A block of data:
+ + + +
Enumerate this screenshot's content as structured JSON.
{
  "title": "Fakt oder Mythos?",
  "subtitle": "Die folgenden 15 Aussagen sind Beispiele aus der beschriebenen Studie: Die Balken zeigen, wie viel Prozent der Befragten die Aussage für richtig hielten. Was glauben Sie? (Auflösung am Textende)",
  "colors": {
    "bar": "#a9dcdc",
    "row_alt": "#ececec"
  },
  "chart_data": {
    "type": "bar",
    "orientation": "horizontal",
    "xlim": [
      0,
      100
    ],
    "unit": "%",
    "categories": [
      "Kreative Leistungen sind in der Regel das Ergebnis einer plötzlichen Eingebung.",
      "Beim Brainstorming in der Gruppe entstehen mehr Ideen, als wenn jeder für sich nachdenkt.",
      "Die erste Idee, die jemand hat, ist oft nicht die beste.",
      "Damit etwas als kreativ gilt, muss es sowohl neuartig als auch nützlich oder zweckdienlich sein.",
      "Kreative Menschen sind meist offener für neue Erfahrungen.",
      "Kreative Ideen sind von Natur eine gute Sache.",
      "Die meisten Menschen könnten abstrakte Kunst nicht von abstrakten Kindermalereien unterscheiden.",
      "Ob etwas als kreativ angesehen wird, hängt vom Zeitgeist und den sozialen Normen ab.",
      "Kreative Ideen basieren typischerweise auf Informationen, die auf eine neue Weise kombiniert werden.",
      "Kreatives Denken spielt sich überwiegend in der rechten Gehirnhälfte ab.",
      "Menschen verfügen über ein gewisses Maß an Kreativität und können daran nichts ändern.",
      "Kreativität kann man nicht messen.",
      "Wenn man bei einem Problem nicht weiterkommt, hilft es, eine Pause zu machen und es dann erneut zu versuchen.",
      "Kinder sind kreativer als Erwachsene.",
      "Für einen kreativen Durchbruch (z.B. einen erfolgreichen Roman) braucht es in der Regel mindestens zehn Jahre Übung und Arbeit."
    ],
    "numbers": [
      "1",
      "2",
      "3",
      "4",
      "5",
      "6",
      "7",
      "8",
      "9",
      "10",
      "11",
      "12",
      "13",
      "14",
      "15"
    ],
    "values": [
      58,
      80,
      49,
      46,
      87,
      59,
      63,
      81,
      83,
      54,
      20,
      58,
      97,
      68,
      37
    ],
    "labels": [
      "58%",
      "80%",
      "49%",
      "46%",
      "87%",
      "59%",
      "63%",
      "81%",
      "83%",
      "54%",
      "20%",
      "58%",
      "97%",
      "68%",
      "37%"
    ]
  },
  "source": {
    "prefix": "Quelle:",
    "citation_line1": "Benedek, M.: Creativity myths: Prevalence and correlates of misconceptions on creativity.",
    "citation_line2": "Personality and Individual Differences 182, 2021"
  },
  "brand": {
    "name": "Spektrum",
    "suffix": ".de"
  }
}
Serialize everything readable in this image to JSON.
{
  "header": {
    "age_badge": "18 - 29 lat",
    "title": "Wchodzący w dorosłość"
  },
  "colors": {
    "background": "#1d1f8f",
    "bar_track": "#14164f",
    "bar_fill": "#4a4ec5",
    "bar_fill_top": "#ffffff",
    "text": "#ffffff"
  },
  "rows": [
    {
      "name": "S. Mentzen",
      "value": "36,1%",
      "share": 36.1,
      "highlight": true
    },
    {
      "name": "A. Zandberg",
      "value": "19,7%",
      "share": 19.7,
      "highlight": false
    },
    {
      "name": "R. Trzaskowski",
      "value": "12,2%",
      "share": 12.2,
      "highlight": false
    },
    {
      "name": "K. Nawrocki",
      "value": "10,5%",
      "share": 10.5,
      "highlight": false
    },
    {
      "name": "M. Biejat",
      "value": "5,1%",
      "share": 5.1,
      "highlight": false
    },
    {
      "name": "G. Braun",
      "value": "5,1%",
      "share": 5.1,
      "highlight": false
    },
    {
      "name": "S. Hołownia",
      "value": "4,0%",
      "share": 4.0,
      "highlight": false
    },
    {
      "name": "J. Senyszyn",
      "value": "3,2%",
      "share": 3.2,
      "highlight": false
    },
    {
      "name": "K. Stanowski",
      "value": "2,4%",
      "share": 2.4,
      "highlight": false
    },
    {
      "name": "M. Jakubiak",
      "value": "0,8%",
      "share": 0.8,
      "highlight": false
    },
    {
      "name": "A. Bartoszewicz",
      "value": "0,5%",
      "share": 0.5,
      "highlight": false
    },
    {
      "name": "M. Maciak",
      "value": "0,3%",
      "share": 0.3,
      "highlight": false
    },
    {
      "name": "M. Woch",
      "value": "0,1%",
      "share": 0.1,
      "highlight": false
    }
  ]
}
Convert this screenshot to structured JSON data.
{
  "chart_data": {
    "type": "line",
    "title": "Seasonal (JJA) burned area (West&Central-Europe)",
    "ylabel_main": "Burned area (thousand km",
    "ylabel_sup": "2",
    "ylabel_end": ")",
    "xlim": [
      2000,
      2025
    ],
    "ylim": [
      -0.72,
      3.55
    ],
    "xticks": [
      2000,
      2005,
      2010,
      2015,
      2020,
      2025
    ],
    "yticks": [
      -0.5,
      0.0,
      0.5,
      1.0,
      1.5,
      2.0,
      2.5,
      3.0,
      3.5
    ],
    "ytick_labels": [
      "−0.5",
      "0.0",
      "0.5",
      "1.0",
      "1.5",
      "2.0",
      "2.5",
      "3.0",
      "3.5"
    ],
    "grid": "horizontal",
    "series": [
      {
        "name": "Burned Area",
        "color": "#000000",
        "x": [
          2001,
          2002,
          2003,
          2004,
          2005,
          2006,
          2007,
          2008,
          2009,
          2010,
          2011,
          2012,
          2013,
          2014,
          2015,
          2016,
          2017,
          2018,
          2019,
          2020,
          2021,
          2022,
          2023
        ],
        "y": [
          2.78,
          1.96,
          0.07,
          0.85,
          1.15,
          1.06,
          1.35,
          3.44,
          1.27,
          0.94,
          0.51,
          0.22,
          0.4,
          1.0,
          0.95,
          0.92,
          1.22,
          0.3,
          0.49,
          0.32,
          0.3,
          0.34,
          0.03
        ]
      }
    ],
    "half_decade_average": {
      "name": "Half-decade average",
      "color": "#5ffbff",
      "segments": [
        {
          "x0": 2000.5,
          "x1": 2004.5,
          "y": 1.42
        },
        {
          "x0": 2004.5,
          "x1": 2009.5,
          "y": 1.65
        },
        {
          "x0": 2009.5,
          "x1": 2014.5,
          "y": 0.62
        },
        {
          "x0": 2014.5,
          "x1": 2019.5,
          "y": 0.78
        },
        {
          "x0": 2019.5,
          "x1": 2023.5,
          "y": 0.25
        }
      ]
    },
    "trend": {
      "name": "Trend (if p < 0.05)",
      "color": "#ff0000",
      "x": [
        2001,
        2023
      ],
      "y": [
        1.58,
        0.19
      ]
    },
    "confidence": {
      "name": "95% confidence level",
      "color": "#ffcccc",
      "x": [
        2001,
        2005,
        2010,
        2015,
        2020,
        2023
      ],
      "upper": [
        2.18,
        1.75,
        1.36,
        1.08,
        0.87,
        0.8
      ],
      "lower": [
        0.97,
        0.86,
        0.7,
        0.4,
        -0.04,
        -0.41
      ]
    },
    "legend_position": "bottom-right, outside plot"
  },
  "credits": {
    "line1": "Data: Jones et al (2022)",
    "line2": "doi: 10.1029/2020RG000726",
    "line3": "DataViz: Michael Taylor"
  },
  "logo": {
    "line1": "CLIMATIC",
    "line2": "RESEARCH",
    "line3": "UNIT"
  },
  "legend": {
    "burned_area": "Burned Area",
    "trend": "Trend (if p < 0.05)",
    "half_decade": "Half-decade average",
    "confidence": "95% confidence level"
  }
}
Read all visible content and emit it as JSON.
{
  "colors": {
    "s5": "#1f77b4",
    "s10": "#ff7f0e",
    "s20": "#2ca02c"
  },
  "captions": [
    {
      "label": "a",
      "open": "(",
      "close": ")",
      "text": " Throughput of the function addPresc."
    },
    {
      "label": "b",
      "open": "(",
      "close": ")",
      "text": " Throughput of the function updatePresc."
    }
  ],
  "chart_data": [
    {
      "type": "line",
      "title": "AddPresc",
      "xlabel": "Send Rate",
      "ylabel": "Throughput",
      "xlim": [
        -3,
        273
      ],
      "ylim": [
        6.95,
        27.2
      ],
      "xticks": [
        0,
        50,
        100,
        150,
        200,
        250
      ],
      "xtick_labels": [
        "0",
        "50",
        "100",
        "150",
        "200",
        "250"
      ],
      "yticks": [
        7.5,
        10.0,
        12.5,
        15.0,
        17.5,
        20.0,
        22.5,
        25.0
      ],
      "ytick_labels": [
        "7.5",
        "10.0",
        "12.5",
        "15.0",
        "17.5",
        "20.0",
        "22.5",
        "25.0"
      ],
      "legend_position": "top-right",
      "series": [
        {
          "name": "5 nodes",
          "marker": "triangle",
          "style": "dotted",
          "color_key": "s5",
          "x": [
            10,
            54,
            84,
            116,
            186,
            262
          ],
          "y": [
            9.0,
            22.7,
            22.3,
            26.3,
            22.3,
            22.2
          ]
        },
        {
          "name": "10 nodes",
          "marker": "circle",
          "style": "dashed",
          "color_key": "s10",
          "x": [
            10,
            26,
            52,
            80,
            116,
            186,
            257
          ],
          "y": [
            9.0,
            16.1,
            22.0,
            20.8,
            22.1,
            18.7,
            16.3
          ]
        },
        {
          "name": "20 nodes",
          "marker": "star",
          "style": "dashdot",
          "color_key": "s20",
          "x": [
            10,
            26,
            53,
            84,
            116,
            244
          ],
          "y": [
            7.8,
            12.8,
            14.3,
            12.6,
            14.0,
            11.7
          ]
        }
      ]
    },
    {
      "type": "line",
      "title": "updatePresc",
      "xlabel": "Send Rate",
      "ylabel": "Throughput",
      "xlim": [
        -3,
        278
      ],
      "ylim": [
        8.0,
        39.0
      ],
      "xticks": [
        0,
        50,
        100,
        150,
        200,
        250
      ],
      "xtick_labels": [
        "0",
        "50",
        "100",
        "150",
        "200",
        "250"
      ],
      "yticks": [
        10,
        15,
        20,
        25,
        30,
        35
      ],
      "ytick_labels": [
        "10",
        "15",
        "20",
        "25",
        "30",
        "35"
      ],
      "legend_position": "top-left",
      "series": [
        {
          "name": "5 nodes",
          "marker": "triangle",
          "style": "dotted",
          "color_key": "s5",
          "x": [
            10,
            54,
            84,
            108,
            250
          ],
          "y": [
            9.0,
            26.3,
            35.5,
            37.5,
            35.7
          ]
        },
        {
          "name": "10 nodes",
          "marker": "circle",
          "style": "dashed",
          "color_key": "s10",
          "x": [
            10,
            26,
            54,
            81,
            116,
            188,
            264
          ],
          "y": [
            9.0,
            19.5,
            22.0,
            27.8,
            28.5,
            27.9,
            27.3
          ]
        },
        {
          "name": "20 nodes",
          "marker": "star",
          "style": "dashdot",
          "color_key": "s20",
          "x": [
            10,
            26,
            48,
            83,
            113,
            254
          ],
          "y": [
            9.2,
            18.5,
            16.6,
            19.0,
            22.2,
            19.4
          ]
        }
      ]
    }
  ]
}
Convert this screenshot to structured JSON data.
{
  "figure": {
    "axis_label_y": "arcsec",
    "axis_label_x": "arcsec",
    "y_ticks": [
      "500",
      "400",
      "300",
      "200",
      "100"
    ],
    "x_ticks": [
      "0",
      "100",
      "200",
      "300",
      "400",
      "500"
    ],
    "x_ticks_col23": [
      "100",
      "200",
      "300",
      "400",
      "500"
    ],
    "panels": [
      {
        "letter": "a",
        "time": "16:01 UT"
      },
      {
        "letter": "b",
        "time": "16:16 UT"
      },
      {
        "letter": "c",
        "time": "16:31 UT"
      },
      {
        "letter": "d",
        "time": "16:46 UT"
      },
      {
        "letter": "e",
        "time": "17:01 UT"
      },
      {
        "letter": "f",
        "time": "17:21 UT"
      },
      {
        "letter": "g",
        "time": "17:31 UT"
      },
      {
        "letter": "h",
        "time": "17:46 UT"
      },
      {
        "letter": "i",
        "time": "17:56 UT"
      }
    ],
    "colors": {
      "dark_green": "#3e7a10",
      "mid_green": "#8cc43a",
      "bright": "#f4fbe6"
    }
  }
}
+ + + +
OBJECTIVE: Return every line containing "content".

WORKED SOLUTION:
Enumerate this screenshot's content as structured JSON.
Read all visible content and emit it as JSON.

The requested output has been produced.